**WHAT THIS TASK INVOLVES**
Exclude the pictures, then copy all remaining records exactly.

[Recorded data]
= = = =
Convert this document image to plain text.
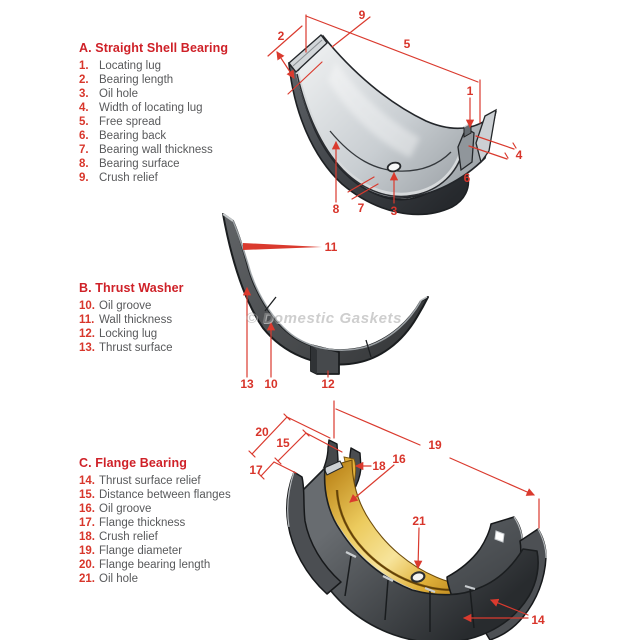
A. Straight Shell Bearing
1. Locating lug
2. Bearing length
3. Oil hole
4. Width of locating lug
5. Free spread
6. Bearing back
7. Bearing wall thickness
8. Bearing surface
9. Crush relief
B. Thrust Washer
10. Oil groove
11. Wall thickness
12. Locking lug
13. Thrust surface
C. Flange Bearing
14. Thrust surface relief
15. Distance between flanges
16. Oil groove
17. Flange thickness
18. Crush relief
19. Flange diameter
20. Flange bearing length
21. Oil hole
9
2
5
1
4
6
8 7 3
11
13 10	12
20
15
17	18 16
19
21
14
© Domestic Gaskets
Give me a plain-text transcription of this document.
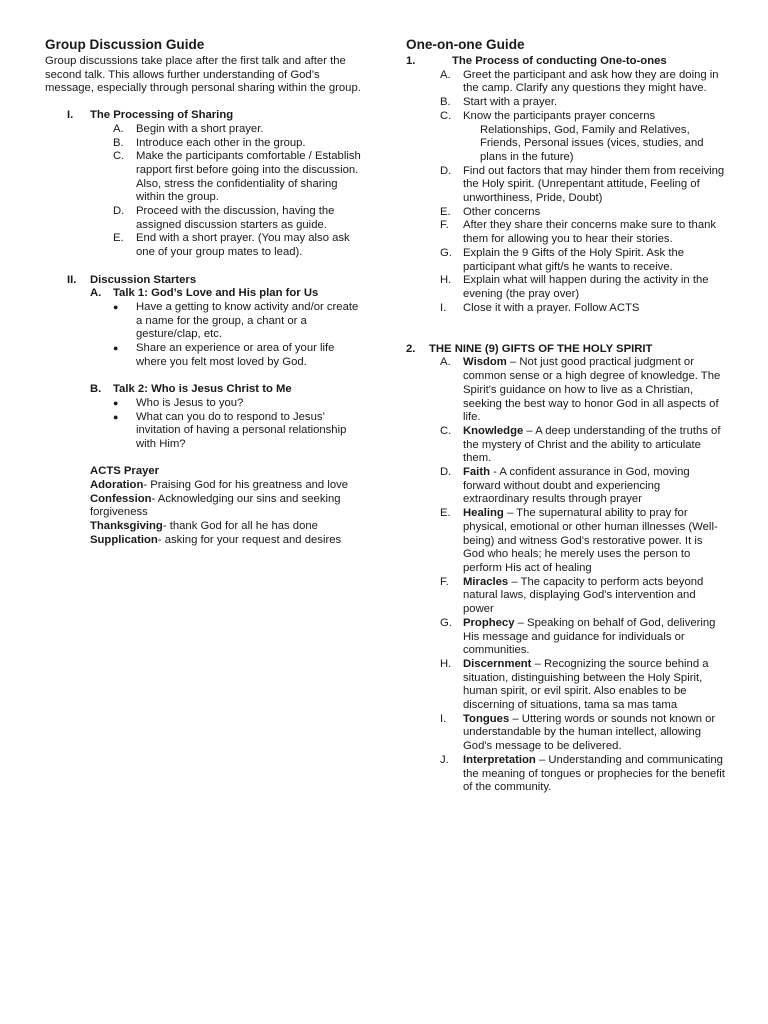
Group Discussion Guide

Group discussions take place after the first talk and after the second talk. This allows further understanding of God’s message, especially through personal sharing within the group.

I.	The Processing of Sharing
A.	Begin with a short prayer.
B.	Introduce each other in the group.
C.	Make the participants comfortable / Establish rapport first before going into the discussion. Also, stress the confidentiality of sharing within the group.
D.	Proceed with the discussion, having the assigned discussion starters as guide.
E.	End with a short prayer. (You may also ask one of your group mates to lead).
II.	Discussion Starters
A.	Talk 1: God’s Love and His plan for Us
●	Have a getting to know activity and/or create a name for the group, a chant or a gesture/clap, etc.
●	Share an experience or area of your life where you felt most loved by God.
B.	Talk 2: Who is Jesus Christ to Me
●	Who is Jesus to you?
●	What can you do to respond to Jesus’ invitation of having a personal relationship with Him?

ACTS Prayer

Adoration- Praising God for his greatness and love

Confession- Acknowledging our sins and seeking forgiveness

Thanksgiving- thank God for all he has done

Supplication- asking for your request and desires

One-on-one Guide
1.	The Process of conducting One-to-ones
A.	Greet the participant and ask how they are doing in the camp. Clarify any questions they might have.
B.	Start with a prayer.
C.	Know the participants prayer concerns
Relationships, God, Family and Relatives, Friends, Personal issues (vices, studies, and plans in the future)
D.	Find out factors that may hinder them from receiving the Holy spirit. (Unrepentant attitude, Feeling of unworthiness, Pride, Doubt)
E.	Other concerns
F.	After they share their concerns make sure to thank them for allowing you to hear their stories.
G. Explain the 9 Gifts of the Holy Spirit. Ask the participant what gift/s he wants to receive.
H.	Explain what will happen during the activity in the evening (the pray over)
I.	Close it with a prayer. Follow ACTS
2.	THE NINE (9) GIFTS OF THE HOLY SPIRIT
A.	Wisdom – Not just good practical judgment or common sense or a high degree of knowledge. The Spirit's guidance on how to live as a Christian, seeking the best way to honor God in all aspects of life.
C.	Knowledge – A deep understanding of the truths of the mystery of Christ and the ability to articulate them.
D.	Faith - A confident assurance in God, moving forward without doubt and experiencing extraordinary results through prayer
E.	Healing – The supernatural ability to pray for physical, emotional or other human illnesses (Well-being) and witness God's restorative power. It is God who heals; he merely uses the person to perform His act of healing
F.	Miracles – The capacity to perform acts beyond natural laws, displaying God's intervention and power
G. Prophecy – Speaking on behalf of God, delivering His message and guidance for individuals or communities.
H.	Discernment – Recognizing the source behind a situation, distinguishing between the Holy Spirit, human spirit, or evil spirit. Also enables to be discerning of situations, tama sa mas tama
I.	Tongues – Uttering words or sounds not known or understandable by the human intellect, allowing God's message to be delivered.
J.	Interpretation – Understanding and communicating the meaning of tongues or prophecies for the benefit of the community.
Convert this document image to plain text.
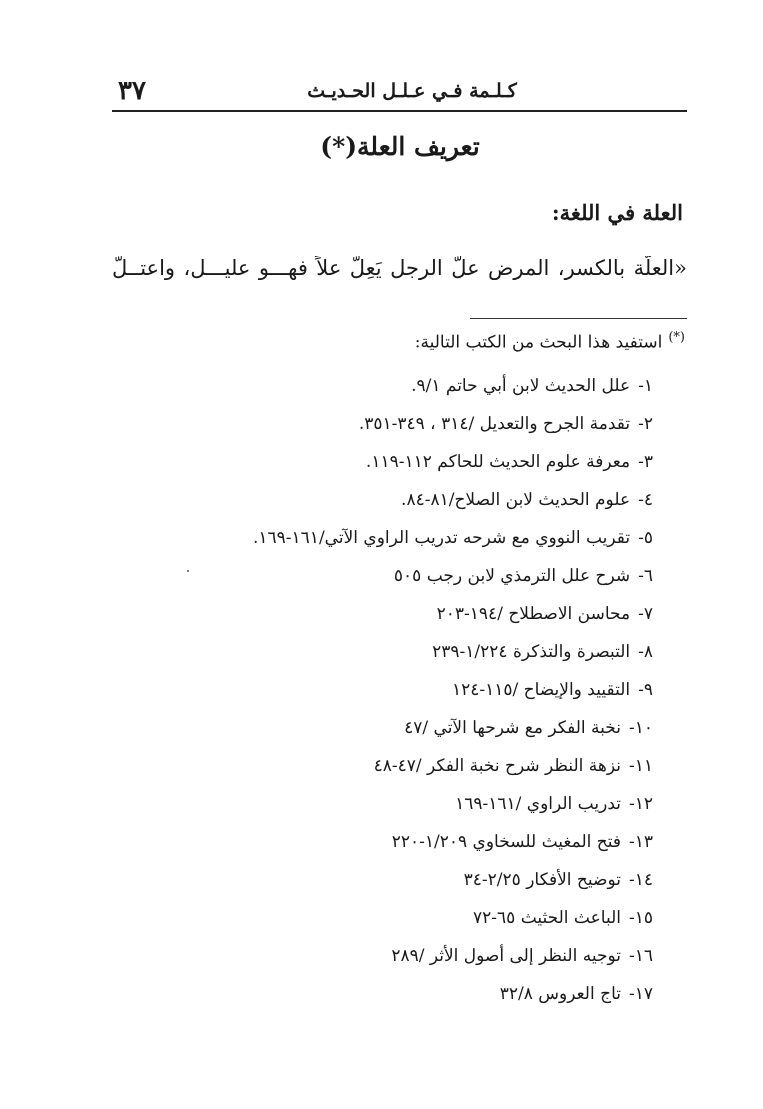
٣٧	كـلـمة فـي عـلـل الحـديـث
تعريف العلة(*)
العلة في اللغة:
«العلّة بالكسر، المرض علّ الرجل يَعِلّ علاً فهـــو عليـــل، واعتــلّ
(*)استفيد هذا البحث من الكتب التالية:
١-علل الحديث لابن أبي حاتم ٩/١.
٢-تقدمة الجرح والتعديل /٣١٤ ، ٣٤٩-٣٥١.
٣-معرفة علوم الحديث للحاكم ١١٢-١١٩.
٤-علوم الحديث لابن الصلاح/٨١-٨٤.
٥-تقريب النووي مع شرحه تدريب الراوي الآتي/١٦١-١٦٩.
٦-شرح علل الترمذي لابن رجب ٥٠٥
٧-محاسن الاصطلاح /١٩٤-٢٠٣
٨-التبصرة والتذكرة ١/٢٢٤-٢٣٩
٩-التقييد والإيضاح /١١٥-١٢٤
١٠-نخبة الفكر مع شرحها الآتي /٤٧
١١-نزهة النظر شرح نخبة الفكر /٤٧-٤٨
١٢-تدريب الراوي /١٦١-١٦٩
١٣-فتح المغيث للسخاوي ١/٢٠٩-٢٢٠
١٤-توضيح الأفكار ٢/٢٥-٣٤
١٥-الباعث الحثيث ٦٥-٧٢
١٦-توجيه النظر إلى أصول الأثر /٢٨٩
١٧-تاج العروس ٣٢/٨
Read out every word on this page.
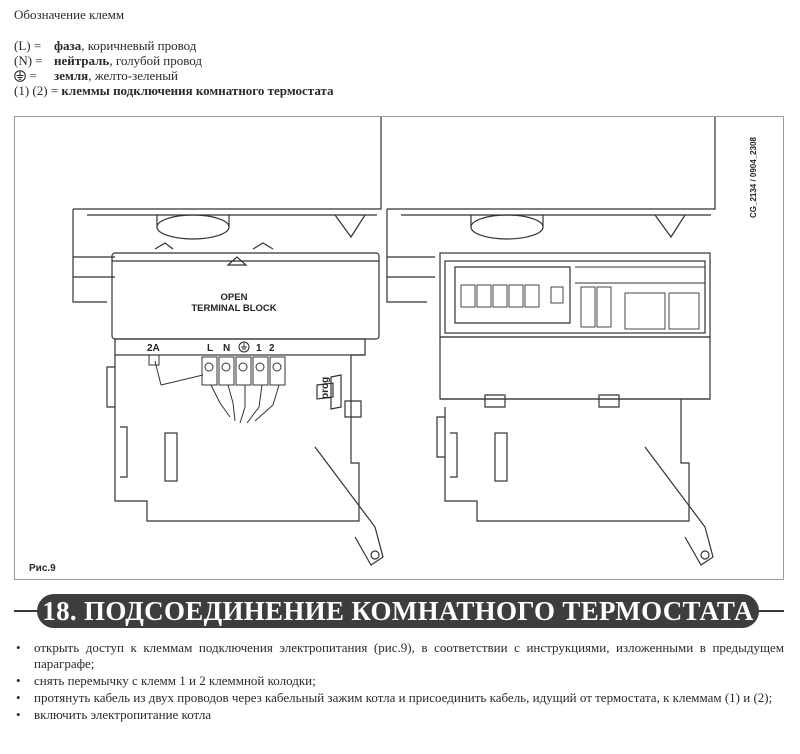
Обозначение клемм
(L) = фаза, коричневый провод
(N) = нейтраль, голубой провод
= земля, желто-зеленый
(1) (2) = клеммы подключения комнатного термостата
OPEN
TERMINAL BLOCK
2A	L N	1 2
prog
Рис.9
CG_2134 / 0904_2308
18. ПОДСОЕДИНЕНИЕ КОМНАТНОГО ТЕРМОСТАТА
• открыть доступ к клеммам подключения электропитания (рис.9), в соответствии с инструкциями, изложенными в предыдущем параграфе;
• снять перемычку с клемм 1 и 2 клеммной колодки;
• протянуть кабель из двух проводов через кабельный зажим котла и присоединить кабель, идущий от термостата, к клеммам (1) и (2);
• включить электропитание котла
= = = =
**ANSWER FOR THE TASK**
Convert this document image to plain text.
A. Straight Shell Bearing
1. Locating lug
2. Bearing length
3. Oil hole
4. Width of locating lug
5. Free spread
6. Bearing back
7. Bearing wall thickness
8. Bearing surface
9. Crush relief
B. Thrust Washer
10. Oil groove
11. Wall thickness
12. Locking lug
13. Thrust surface
C. Flange Bearing
14. Thrust surface relief
15. Distance between flanges
16. Oil groove
17. Flange thickness
18. Crush relief
19. Flange diameter
20. Flange bearing length
21. Oil hole
9
2
5
1
4
6
8 7 3
11
13 10	12
20
15
17	18 16
19
21
14
© Domestic Gaskets
Give me a plain-text transcription of this document.
Group Discussion Guide

Group discussions take place after the first talk and after the second talk. This allows further understanding of God’s message, especially through personal sharing within the group.

I.	The Processing of Sharing
A.	Begin with a short prayer.
B.	Introduce each other in the group.
C.	Make the participants comfortable / Establish rapport first before going into the discussion. Also, stress the confidentiality of sharing within the group.
D.	Proceed with the discussion, having the assigned discussion starters as guide.
E.	End with a short prayer. (You may also ask one of your group mates to lead).
II.	Discussion Starters
A.	Talk 1: God’s Love and His plan for Us
●	Have a getting to know activity and/or create a name for the group, a chant or a gesture/clap, etc.
●	Share an experience or area of your life where you felt most loved by God.
B.	Talk 2: Who is Jesus Christ to Me
●	Who is Jesus to you?
●	What can you do to respond to Jesus’ invitation of having a personal relationship with Him?

ACTS Prayer

Adoration- Praising God for his greatness and love

Confession- Acknowledging our sins and seeking forgiveness

Thanksgiving- thank God for all he has done

Supplication- asking for your request and desires

One-on-one Guide
1.	The Process of conducting One-to-ones
A.	Greet the participant and ask how they are doing in the camp. Clarify any questions they might have.
B.	Start with a prayer.
C.	Know the participants prayer concerns
Relationships, God, Family and Relatives, Friends, Personal issues (vices, studies, and plans in the future)
D.	Find out factors that may hinder them from receiving the Holy spirit. (Unrepentant attitude, Feeling of unworthiness, Pride, Doubt)
E.	Other concerns
F.	After they share their concerns make sure to thank them for allowing you to hear their stories.
G. Explain the 9 Gifts of the Holy Spirit. Ask the participant what gift/s he wants to receive.
H.	Explain what will happen during the activity in the evening (the pray over)
I.	Close it with a prayer. Follow ACTS
2.	THE NINE (9) GIFTS OF THE HOLY SPIRIT
A.	Wisdom – Not just good practical judgment or common sense or a high degree of knowledge. The Spirit's guidance on how to live as a Christian, seeking the best way to honor God in all aspects of life.
C.	Knowledge – A deep understanding of the truths of the mystery of Christ and the ability to articulate them.
D.	Faith - A confident assurance in God, moving forward without doubt and experiencing extraordinary results through prayer
E.	Healing – The supernatural ability to pray for physical, emotional or other human illnesses (Well-being) and witness God's restorative power. It is God who heals; he merely uses the person to perform His act of healing
F.	Miracles – The capacity to perform acts beyond natural laws, displaying God's intervention and power
G. Prophecy – Speaking on behalf of God, delivering His message and guidance for individuals or communities.
H.	Discernment – Recognizing the source behind a situation, distinguishing between the Holy Spirit, human spirit, or evil spirit. Also enables to be discerning of situations, tama sa mas tama
I.	Tongues – Uttering words or sounds not known or understandable by the human intellect, allowing God's message to be delivered.
J.	Interpretation – Understanding and communicating the meaning of tongues or prophecies for the benefit of the community.
Convert this document image to plain text.
٣٧	كـلـمة فـي عـلـل الحـديـث
تعريف العلة(*)
العلة في اللغة:
«العلّة بالكسر، المرض علّ الرجل يَعِلّ علاً فهـــو عليـــل، واعتــلّ
(*)استفيد هذا البحث من الكتب التالية:
١-علل الحديث لابن أبي حاتم ٩/١.
٢-تقدمة الجرح والتعديل /٣١٤ ، ٣٤٩-٣٥١.
٣-معرفة علوم الحديث للحاكم ١١٢-١١٩.
٤-علوم الحديث لابن الصلاح/٨١-٨٤.
٥-تقريب النووي مع شرحه تدريب الراوي الآتي/١٦١-١٦٩.
٦-شرح علل الترمذي لابن رجب ٥٠٥
٧-محاسن الاصطلاح /١٩٤-٢٠٣
٨-التبصرة والتذكرة ١/٢٢٤-٢٣٩
٩-التقييد والإيضاح /١١٥-١٢٤
١٠-نخبة الفكر مع شرحها الآتي /٤٧
١١-نزهة النظر شرح نخبة الفكر /٤٧-٤٨
١٢-تدريب الراوي /١٦١-١٦٩
١٣-فتح المغيث للسخاوي ١/٢٠٩-٢٢٠
١٤-توضيح الأفكار ٢/٢٥-٣٤
١٥-الباعث الحثيث ٦٥-٧٢
١٦-توجيه النظر إلى أصول الأثر /٢٨٩
١٧-تاج العروس ٣٢/٨
Read out every word on this page.
Обозначение клемм
(L) = фаза, коричневый провод
(N) = нейтраль, голубой провод
= земля, желто-зеленый
(1) (2) = клеммы подключения комнатного термостата
OPEN
TERMINAL BLOCK
2A	L N	1 2
prog
Рис.9
CG_2134 / 0904_2308
18. ПОДСОЕДИНЕНИЕ КОМНАТНОГО ТЕРМОСТАТА
• открыть доступ к клеммам подключения электропитания (рис.9), в соответствии с инструкциями, изложенными в предыдущем параграфе;
• снять перемычку с клемм 1 и 2 клеммной колодки;
• протянуть кабель из двух проводов через кабельный зажим котла и присоединить кабель, идущий от термостата, к клеммам (1) и (2);
• включить электропитание котла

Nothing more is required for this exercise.